Collection entries
--

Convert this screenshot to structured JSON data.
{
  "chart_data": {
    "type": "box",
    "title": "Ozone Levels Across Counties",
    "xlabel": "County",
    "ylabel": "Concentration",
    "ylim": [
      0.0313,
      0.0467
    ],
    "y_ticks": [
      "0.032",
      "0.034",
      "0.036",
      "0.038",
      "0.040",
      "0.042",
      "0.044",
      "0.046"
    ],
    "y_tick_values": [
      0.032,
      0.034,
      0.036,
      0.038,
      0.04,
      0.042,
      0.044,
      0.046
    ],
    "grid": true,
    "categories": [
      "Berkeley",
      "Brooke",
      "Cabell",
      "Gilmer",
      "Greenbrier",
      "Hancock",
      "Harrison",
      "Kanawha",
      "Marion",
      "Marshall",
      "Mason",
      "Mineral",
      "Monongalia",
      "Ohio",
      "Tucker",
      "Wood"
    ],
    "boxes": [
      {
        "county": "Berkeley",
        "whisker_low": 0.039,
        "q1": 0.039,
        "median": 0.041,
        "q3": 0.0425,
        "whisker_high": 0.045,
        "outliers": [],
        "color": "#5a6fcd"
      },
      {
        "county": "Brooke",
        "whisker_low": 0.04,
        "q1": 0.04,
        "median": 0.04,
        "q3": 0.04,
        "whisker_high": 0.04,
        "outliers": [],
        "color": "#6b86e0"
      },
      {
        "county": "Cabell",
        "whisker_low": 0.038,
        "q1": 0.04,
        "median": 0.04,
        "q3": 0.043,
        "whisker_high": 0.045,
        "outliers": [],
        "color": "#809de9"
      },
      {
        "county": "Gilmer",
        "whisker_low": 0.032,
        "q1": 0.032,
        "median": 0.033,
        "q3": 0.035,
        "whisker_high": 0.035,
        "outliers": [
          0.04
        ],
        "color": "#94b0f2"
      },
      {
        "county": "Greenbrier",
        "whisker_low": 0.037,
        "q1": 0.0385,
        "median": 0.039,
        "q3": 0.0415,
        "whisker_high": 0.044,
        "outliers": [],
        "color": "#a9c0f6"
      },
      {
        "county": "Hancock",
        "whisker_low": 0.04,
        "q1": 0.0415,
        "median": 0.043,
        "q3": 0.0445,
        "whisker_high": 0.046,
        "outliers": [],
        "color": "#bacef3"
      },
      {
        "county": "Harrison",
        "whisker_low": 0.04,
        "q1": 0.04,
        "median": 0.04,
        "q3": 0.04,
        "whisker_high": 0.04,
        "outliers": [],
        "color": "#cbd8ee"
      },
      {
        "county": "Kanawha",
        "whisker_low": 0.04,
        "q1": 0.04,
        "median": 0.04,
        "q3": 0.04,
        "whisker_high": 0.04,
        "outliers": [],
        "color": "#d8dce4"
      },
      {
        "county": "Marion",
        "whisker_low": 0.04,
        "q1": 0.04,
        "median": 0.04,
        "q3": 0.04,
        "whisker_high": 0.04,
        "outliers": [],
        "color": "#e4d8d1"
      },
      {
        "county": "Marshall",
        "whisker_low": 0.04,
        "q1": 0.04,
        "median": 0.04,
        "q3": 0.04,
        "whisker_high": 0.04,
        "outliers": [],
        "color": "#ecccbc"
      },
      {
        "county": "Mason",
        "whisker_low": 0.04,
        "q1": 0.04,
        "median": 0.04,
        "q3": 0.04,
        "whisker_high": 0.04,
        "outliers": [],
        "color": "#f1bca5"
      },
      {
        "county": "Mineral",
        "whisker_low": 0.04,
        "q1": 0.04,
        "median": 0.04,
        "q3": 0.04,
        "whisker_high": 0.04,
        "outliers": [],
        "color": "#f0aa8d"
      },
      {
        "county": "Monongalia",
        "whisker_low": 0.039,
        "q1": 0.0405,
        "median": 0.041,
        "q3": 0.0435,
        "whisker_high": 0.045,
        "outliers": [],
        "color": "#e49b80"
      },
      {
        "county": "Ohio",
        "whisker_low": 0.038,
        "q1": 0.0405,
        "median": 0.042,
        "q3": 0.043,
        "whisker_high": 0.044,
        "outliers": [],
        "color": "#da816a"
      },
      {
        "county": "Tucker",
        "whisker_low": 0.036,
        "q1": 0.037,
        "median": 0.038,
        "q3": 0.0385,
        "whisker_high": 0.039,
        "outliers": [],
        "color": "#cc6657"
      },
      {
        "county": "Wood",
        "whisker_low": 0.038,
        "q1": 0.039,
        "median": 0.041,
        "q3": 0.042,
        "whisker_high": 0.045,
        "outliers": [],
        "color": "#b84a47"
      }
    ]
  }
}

--

Directions ▸ Restate the records, all of them, precisely as written.

Answer below ▸
Convert this screenshot to structured JSON data.
{
  "chart_data": {
    "type": "box",
    "title": "Ozone Levels Across Counties",
    "xlabel": "County",
    "ylabel": "Concentration",
    "ylim": [
      0.0313,
      0.0467
    ],
    "y_ticks": [
      "0.032",
      "0.034",
      "0.036",
      "0.038",
      "0.040",
      "0.042",
      "0.044",
      "0.046"
    ],
    "y_tick_values": [
      0.032,
      0.034,
      0.036,
      0.038,
      0.04,
      0.042,
      0.044,
      0.046
    ],
    "grid": true,
    "categories": [
      "Berkeley",
      "Brooke",
      "Cabell",
      "Gilmer",
      "Greenbrier",
      "Hancock",
      "Harrison",
      "Kanawha",
      "Marion",
      "Marshall",
      "Mason",
      "Mineral",
      "Monongalia",
      "Ohio",
      "Tucker",
      "Wood"
    ],
    "boxes": [
      {
        "county": "Berkeley",
        "whisker_low": 0.039,
        "q1": 0.039,
        "median": 0.041,
        "q3": 0.0425,
        "whisker_high": 0.045,
        "outliers": [],
        "color": "#5a6fcd"
      },
      {
        "county": "Brooke",
        "whisker_low": 0.04,
        "q1": 0.04,
        "median": 0.04,
        "q3": 0.04,
        "whisker_high": 0.04,
        "outliers": [],
        "color": "#6b86e0"
      },
      {
        "county": "Cabell",
        "whisker_low": 0.038,
        "q1": 0.04,
        "median": 0.04,
        "q3": 0.043,
        "whisker_high": 0.045,
        "outliers": [],
        "color": "#809de9"
      },
      {
        "county": "Gilmer",
        "whisker_low": 0.032,
        "q1": 0.032,
        "median": 0.033,
        "q3": 0.035,
        "whisker_high": 0.035,
        "outliers": [
          0.04
        ],
        "color": "#94b0f2"
      },
      {
        "county": "Greenbrier",
        "whisker_low": 0.037,
        "q1": 0.0385,
        "median": 0.039,
        "q3": 0.0415,
        "whisker_high": 0.044,
        "outliers": [],
        "color": "#a9c0f6"
      },
      {
        "county": "Hancock",
        "whisker_low": 0.04,
        "q1": 0.0415,
        "median": 0.043,
        "q3": 0.0445,
        "whisker_high": 0.046,
        "outliers": [],
        "color": "#bacef3"
      },
      {
        "county": "Harrison",
        "whisker_low": 0.04,
        "q1": 0.04,
        "median": 0.04,
        "q3": 0.04,
        "whisker_high": 0.04,
        "outliers": [],
        "color": "#cbd8ee"
      },
      {
        "county": "Kanawha",
        "whisker_low": 0.04,
        "q1": 0.04,
        "median": 0.04,
        "q3": 0.04,
        "whisker_high": 0.04,
        "outliers": [],
        "color": "#d8dce4"
      },
      {
        "county": "Marion",
        "whisker_low": 0.04,
        "q1": 0.04,
        "median": 0.04,
        "q3": 0.04,
        "whisker_high": 0.04,
        "outliers": [],
        "color": "#e4d8d1"
      },
      {
        "county": "Marshall",
        "whisker_low": 0.04,
        "q1": 0.04,
        "median": 0.04,
        "q3": 0.04,
        "whisker_high": 0.04,
        "outliers": [],
        "color": "#ecccbc"
      },
      {
        "county": "Mason",
        "whisker_low": 0.04,
        "q1": 0.04,
        "median": 0.04,
        "q3": 0.04,
        "whisker_high": 0.04,
        "outliers": [],
        "color": "#f1bca5"
      },
      {
        "county": "Mineral",
        "whisker_low": 0.04,
        "q1": 0.04,
        "median": 0.04,
        "q3": 0.04,
        "whisker_high": 0.04,
        "outliers": [],
        "color": "#f0aa8d"
      },
      {
        "county": "Monongalia",
        "whisker_low": 0.039,
        "q1": 0.0405,
        "median": 0.041,
        "q3": 0.0435,
        "whisker_high": 0.045,
        "outliers": [],
        "color": "#e49b80"
      },
      {
        "county": "Ohio",
        "whisker_low": 0.038,
        "q1": 0.0405,
        "median": 0.042,
        "q3": 0.043,
        "whisker_high": 0.044,
        "outliers": [],
        "color": "#da816a"
      },
      {
        "county": "Tucker",
        "whisker_low": 0.036,
        "q1": 0.037,
        "median": 0.038,
        "q3": 0.0385,
        "whisker_high": 0.039,
        "outliers": [],
        "color": "#cc6657"
      },
      {
        "county": "Wood",
        "whisker_low": 0.038,
        "q1": 0.039,
        "median": 0.041,
        "q3": 0.042,
        "whisker_high": 0.045,
        "outliers": [],
        "color": "#b84a47"
      }
    ]
  }
}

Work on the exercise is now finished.